━━ INFORMATION SUPPLIED ━━
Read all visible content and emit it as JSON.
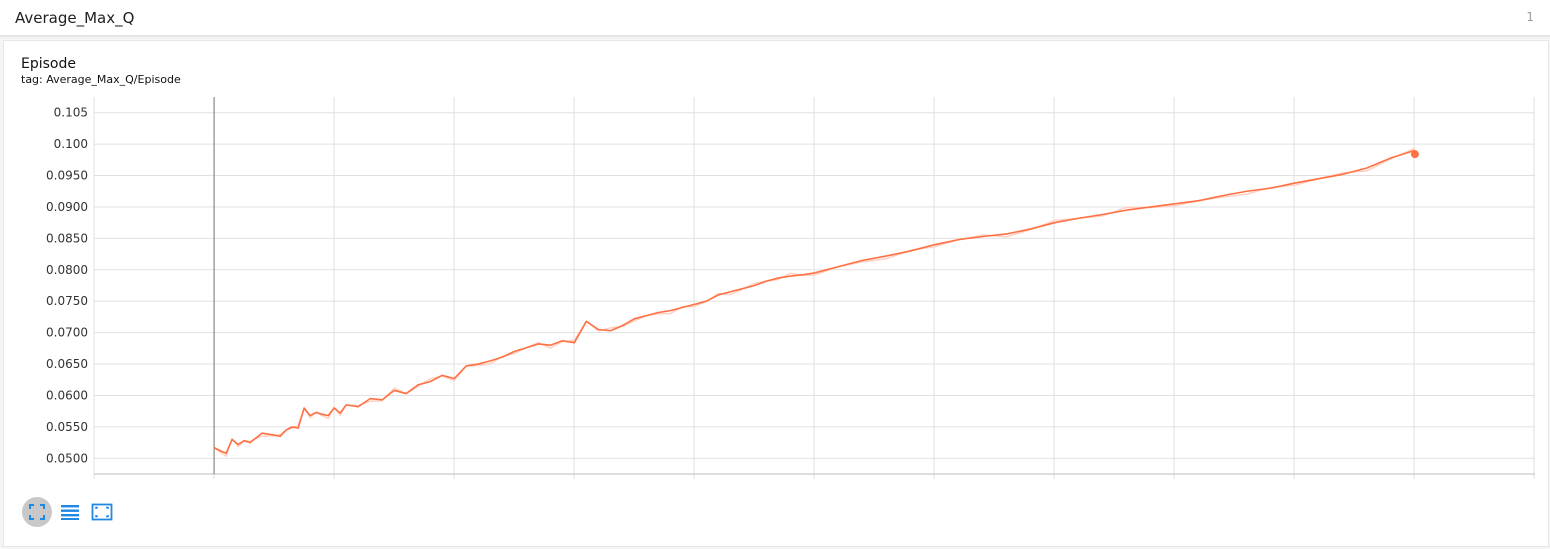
{
  "header": {
    "title": "Average_Max_Q",
    "count": "1"
  },
  "card": {
    "title": "Episode",
    "subtitle": "tag: Average_Max_Q/Episode"
  },
  "colors": {
    "line": "#ff7043",
    "line_raw": "#ffccbc",
    "grid": "#e0e0e0",
    "axis": "#888888",
    "accent": "#2196f3"
  },
  "icons": [
    "fullscreen-icon",
    "toggle-log-list-icon",
    "fit-domain-icon"
  ],
  "chart_data": {
    "type": "line",
    "title": "",
    "xlabel": "",
    "ylabel": "",
    "xlim": [
      -100,
      1100
    ],
    "ylim": [
      0.0475,
      0.1075
    ],
    "yticks": [
      "0.0500",
      "0.0550",
      "0.0600",
      "0.0650",
      "0.0700",
      "0.0750",
      "0.0800",
      "0.0850",
      "0.0900",
      "0.0950",
      "0.100",
      "0.105"
    ],
    "grid": true,
    "series": [
      {
        "smoothed": true,
        "x": [
          0,
          5,
          10,
          15,
          20,
          25,
          30,
          40,
          50,
          55,
          60,
          65,
          70,
          75,
          80,
          85,
          90,
          95,
          100,
          105,
          110,
          120,
          130,
          140,
          150,
          160,
          170,
          180,
          190,
          200,
          210,
          220,
          230,
          240,
          250,
          260,
          270,
          280,
          290,
          300,
          310,
          320,
          330,
          340,
          350,
          360,
          370,
          380,
          390,
          400,
          410,
          420,
          430,
          440,
          450,
          460,
          470,
          480,
          490,
          500,
          520,
          540,
          560,
          580,
          600,
          620,
          640,
          660,
          680,
          700,
          720,
          740,
          760,
          780,
          800,
          820,
          840,
          860,
          880,
          900,
          920,
          940,
          960,
          980,
          1000
        ],
        "y": [
          0.0517,
          0.0512,
          0.0508,
          0.053,
          0.0522,
          0.0528,
          0.0525,
          0.054,
          0.0537,
          0.0535,
          0.0545,
          0.055,
          0.0548,
          0.058,
          0.0568,
          0.0573,
          0.057,
          0.0568,
          0.058,
          0.0572,
          0.0585,
          0.0582,
          0.0595,
          0.0593,
          0.0608,
          0.0603,
          0.0617,
          0.0622,
          0.0632,
          0.0627,
          0.0647,
          0.065,
          0.0655,
          0.0661,
          0.067,
          0.0676,
          0.0682,
          0.068,
          0.0687,
          0.0684,
          0.0718,
          0.0705,
          0.0703,
          0.0711,
          0.0722,
          0.0727,
          0.0732,
          0.0735,
          0.074,
          0.0745,
          0.075,
          0.076,
          0.0765,
          0.077,
          0.0775,
          0.0782,
          0.0787,
          0.079,
          0.0792,
          0.0795,
          0.0805,
          0.0815,
          0.0822,
          0.083,
          0.084,
          0.0848,
          0.0853,
          0.0857,
          0.0865,
          0.0875,
          0.0882,
          0.0888,
          0.0895,
          0.09,
          0.0905,
          0.091,
          0.0918,
          0.0925,
          0.093,
          0.0938,
          0.0945,
          0.0952,
          0.0962,
          0.0978,
          0.099
        ]
      }
    ]
  }
}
━━━
Please set down each line of the data above exactly as written, without the pictures.

Read all visible content and emit it as JSON.
{
  "header": {
    "title": "Average_Max_Q",
    "count": "1"
  },
  "card": {
    "title": "Episode",
    "subtitle": "tag: Average_Max_Q/Episode"
  },
  "colors": {
    "line": "#ff7043",
    "line_raw": "#ffccbc",
    "grid": "#e0e0e0",
    "axis": "#888888",
    "accent": "#2196f3"
  },
  "icons": [
    "fullscreen-icon",
    "toggle-log-list-icon",
    "fit-domain-icon"
  ],
  "chart_data": {
    "type": "line",
    "title": "",
    "xlabel": "",
    "ylabel": "",
    "xlim": [
      -100,
      1100
    ],
    "ylim": [
      0.0475,
      0.1075
    ],
    "yticks": [
      "0.0500",
      "0.0550",
      "0.0600",
      "0.0650",
      "0.0700",
      "0.0750",
      "0.0800",
      "0.0850",
      "0.0900",
      "0.0950",
      "0.100",
      "0.105"
    ],
    "grid": true,
    "series": [
      {
        "smoothed": true,
        "x": [
          0,
          5,
          10,
          15,
          20,
          25,
          30,
          40,
          50,
          55,
          60,
          65,
          70,
          75,
          80,
          85,
          90,
          95,
          100,
          105,
          110,
          120,
          130,
          140,
          150,
          160,
          170,
          180,
          190,
          200,
          210,
          220,
          230,
          240,
          250,
          260,
          270,
          280,
          290,
          300,
          310,
          320,
          330,
          340,
          350,
          360,
          370,
          380,
          390,
          400,
          410,
          420,
          430,
          440,
          450,
          460,
          470,
          480,
          490,
          500,
          520,
          540,
          560,
          580,
          600,
          620,
          640,
          660,
          680,
          700,
          720,
          740,
          760,
          780,
          800,
          820,
          840,
          860,
          880,
          900,
          920,
          940,
          960,
          980,
          1000
        ],
        "y": [
          0.0517,
          0.0512,
          0.0508,
          0.053,
          0.0522,
          0.0528,
          0.0525,
          0.054,
          0.0537,
          0.0535,
          0.0545,
          0.055,
          0.0548,
          0.058,
          0.0568,
          0.0573,
          0.057,
          0.0568,
          0.058,
          0.0572,
          0.0585,
          0.0582,
          0.0595,
          0.0593,
          0.0608,
          0.0603,
          0.0617,
          0.0622,
          0.0632,
          0.0627,
          0.0647,
          0.065,
          0.0655,
          0.0661,
          0.067,
          0.0676,
          0.0682,
          0.068,
          0.0687,
          0.0684,
          0.0718,
          0.0705,
          0.0703,
          0.0711,
          0.0722,
          0.0727,
          0.0732,
          0.0735,
          0.074,
          0.0745,
          0.075,
          0.076,
          0.0765,
          0.077,
          0.0775,
          0.0782,
          0.0787,
          0.079,
          0.0792,
          0.0795,
          0.0805,
          0.0815,
          0.0822,
          0.083,
          0.084,
          0.0848,
          0.0853,
          0.0857,
          0.0865,
          0.0875,
          0.0882,
          0.0888,
          0.0895,
          0.09,
          0.0905,
          0.091,
          0.0918,
          0.0925,
          0.093,
          0.0938,
          0.0945,
          0.0952,
          0.0962,
          0.0978,
          0.099
        ]
      }
    ]
  }
}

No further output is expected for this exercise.